Здесь следует обратить внимание на то, что музыкальные акценты нигде не совпадают с сильным слогом слов, а наоборот, они падают именно на слабый слог. Намерение автора очевидно: исполнители будут вынуждены фразировать так, чтобы противоречащие друг другу музыкальный и грамматический (встречные) ритмы прозвучали, взаимно обогащая друг друга. Под диктатом же только тактовой сетки и моторного темпа прозвучат режущие слух hallelujAAAh и hallEEElujah. Пение «по сетке» - подчас это называется «идти от музыки» - выдает предпочтение исполнителями одной из ритмических альтернатив. Что делать - они привыкли так. И мы все порою также привыкаем и не замечаем, к примеру, в популярных песнях неправильностей ударения: «Расцветали яблони и груши, поплылй^ туманы над рекой», «Дан приказ: ему на запад, ей в другую сторонУ» и т.п. Но, как справедливо замечает Ю. М. Лотман, «привычность или "естественность" той или иной идеи не есть доказательство ее истинности» [17, с. 16].
В статье «Онтология аффекта» [8] автор показывает, как синхронный синтез противоречивых логик - ситуация экстремальная (парадокс, борьба мотивов, «единовременный контраст» [19] и т.п.) - повергает субъекта (исполнителя) в аффективное состояние, синкретическое состояние повышенной энергетики.
Вывод: эмфазис являет собой конкретное продуктивное действие, ответственное поступление (М. М. Бахтин, В. П. Зинченко) личности, имеющее целью рождение из пустоты парадокса новой логики и (вневербальное) выражение гарантированно новой мысли через... новую интонацию.
И когда оказывается, что эмпирическое явление эмфазиса протекло именно так, как требует того его цель, то мы удивляемся, и это совпадение, говорит И. Кант, вызывает чувство удовольствия: «обнаруживаемая совместимость двух или более эмпирических разнородных законов природы под одним охватывающим их принципом есть основание весьма заметного удовольствия, часто и восхищения, даже такого, которое не прекращается, хотя мы уже достаточно знакомы с его предметом» [11, с. 187].

::::::

* [Цель задания]
Выпишите всех людей, которых отрывок об эмфазисе называет по фамилии. Записи здесь не понадобятся.

::::::

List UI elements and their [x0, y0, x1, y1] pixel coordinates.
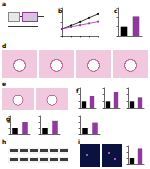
html-text:a: a — [2, 0, 7, 7]
html-text:e: e — [2, 80, 7, 87]
svg-text:c: c — [114, 7, 118, 14]
html-text:h: h — [2, 138, 7, 145]
svg-text:f: f — [76, 87, 79, 94]
svg-text:g: g — [6, 115, 10, 123]
html-text:d: d — [2, 42, 7, 49]
html-text:i: i — [78, 138, 81, 145]
svg-text:b: b — [58, 7, 63, 14]
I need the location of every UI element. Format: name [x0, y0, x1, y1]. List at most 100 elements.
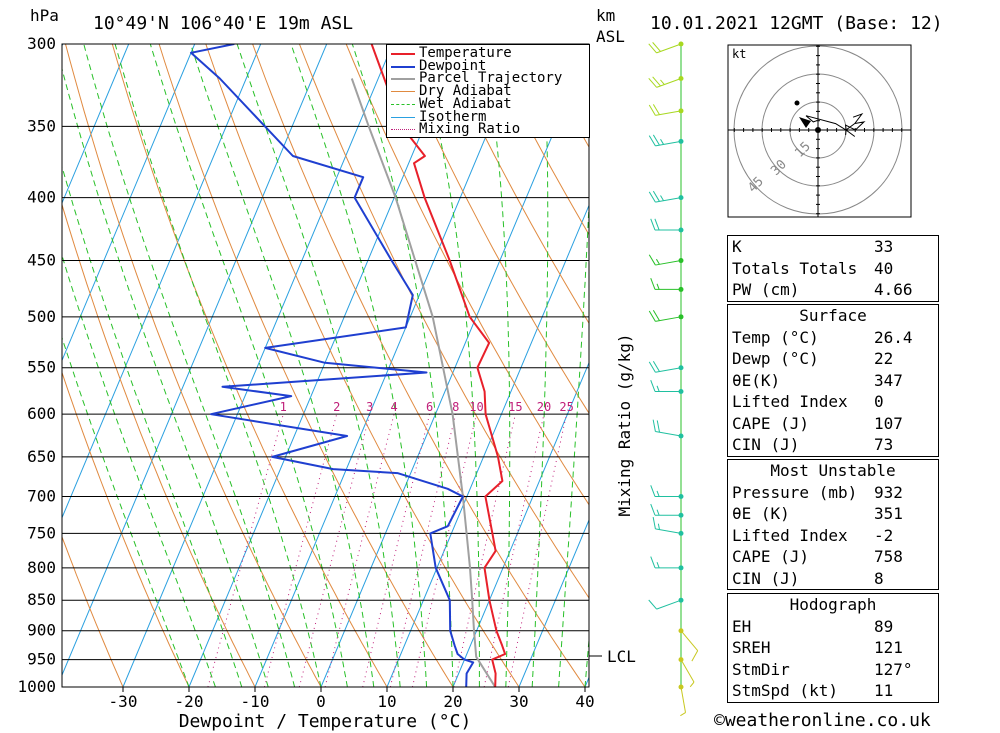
pressure-tick-label: 450	[27, 251, 56, 270]
x-axis-title: Dewpoint / Temperature (°C)	[179, 711, 472, 732]
wind-barb-flag	[650, 218, 656, 231]
table-row: CAPE (J) 758	[728, 546, 939, 568]
storm-motion-arrow	[799, 117, 811, 128]
pressure-tick-label: 600	[27, 404, 56, 423]
x-tick-label: 0	[316, 692, 326, 711]
mixing-ratio-line	[389, 414, 457, 687]
dry-adiabat	[392, 44, 589, 415]
wind-barb-half	[680, 712, 686, 717]
pressure-tick-label: 700	[27, 487, 56, 506]
isotherm	[518, 518, 589, 687]
wind-barb-staff	[655, 367, 682, 373]
legend-swatch	[391, 91, 415, 93]
table-row: Totals Totals 40	[728, 258, 939, 280]
wind-barb-flag	[650, 485, 656, 497]
wind-barb-half	[656, 509, 660, 516]
table-row: Pressure (mb) 932	[728, 482, 939, 504]
table-row: θE (K) 351	[728, 503, 939, 525]
x-tick-label: -20	[175, 692, 204, 711]
wind-barb-flag	[650, 503, 656, 516]
wind-barb-flag	[648, 135, 656, 147]
wind-barb-flag	[650, 278, 656, 290]
table-row: StmDir 127°	[728, 659, 939, 681]
km-unit-label: km	[596, 6, 616, 25]
legend-swatch	[391, 53, 415, 55]
table-row: CAPE (J) 107	[728, 413, 939, 435]
mixing-ratio-label: 1	[280, 400, 287, 414]
wet-adiabat	[531, 44, 549, 687]
wind-barb-staff	[656, 599, 682, 610]
legend-swatch	[391, 116, 415, 118]
dry-adiabat	[439, 44, 589, 325]
x-tick-label: 20	[443, 692, 462, 711]
plot-frame	[61, 43, 590, 688]
legend-label: Isotherm	[419, 108, 487, 125]
table-section-title: Most Unstable	[770, 461, 896, 480]
table-label: Temp (°C)	[732, 327, 819, 347]
dry-adiabat	[65, 44, 322, 687]
wind-barb-flag	[652, 42, 661, 52]
isotherm	[62, 44, 196, 362]
temperature-tick-labels: -30 -20 -10 0 10 20 30 40	[109, 687, 595, 711]
isotherm	[452, 361, 589, 687]
wet-adiabat	[62, 67, 269, 687]
hodograph-table: Hodograph EH 89 SREH 121 StmDir 127° StmSpd (kt…	[727, 593, 939, 703]
mixing-ratio-label: 3	[366, 400, 373, 414]
wet-adiabat-lines	[62, 44, 589, 687]
wind-barb-staff	[655, 197, 682, 203]
table-value: 347	[874, 370, 903, 390]
pressure-tick-label: 800	[27, 558, 56, 577]
pressure-tick-label: 1000	[17, 677, 56, 696]
x-tick-label: -30	[109, 692, 138, 711]
wind-barb-flag	[648, 599, 657, 610]
hodograph-trace	[805, 112, 866, 137]
mixing-ratio-label: 4	[390, 400, 397, 414]
table-value: 11	[874, 681, 894, 700]
mixing-ratio-labels: 1 2 3 4 6 8 10 15 20 25	[280, 400, 574, 414]
pressure-tick-label: 900	[27, 621, 56, 640]
table-label: K	[732, 237, 742, 256]
wind-barb-half	[660, 79, 665, 85]
legend-label: Mixing Ratio	[419, 121, 521, 138]
isotherm	[386, 204, 589, 687]
table-value: 107	[874, 413, 903, 433]
table-row: PW (cm) 4.66	[728, 279, 939, 301]
table-value: 127°	[874, 659, 913, 679]
mixing-ratio-label: 10	[469, 400, 483, 414]
wind-barb-flag	[652, 134, 660, 146]
legend-swatch	[391, 129, 415, 131]
table-label: CIN (J)	[732, 568, 800, 588]
wind-barb-half	[655, 258, 660, 265]
legend-label: Temperature	[419, 45, 512, 61]
wind-barb-staff	[655, 140, 682, 147]
table-value: 22	[874, 349, 894, 368]
x-tick-label: 30	[509, 692, 528, 711]
wind-barb-staff	[655, 260, 682, 266]
wind-barb-flag	[648, 191, 656, 203]
wind-barb-staff	[655, 430, 682, 437]
legend-label: Parcel Trajectory	[419, 70, 563, 87]
dry-adiabat	[158, 44, 454, 687]
wind-barb-flag	[652, 76, 661, 87]
pressure-unit-label: hPa	[30, 6, 59, 25]
wind-barb-staff	[655, 110, 682, 116]
table-row: Lifted Index -2	[728, 525, 939, 547]
table-row: EH 89	[728, 616, 939, 638]
wind-barb-staff	[680, 659, 695, 683]
wind-barb-staff	[656, 43, 682, 54]
legend: Temperature Dewpoint Parcel Trajectory Dry …	[386, 44, 590, 138]
isotherm-lines	[62, 44, 589, 687]
legend-label: Wet Adiabat	[419, 95, 512, 112]
pressure-lines	[62, 43, 589, 688]
wind-barb-flag	[654, 218, 660, 231]
x-tick-label: 40	[575, 692, 594, 711]
table-value: 40	[874, 258, 894, 278]
mixing-ratio-label: 15	[508, 400, 522, 414]
dewpoint-line	[190, 44, 475, 687]
wind-barb-flag	[652, 516, 656, 529]
wind-barb-flag	[650, 380, 656, 392]
mixing-ratio-lines	[207, 414, 568, 687]
pressure-tick-label: 550	[27, 358, 56, 377]
legend-swatch	[391, 65, 415, 68]
table-section-title: Surface	[799, 306, 867, 325]
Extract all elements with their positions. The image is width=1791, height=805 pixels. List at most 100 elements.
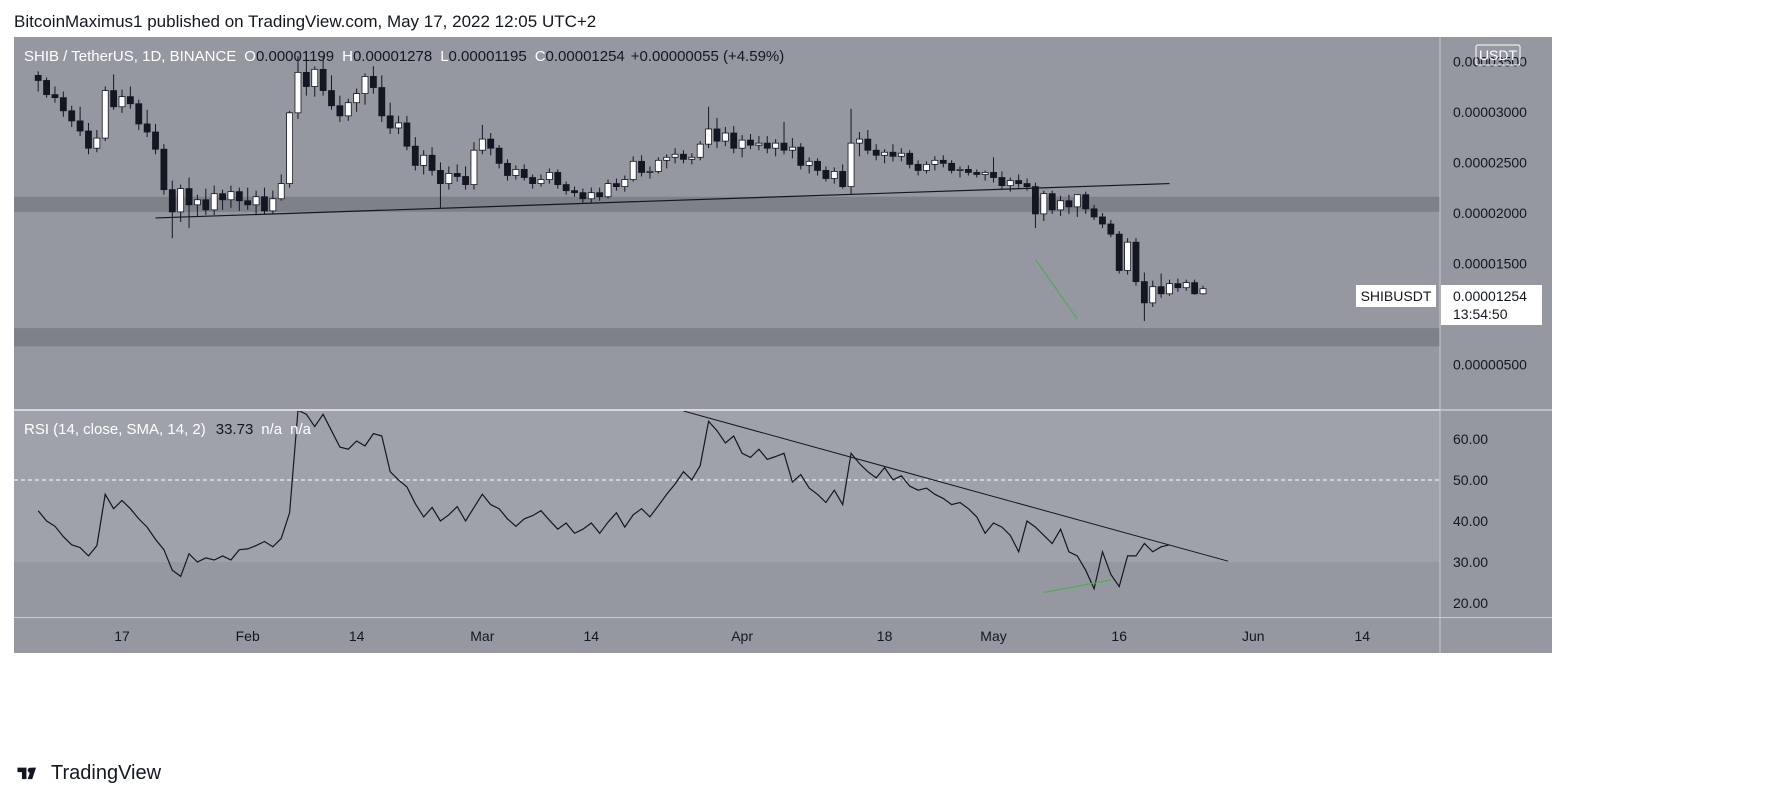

::::::

* [Итог задания]
Ю. М. Лотман, М. М. Бахтин, В. П. Зинченко, И. Кант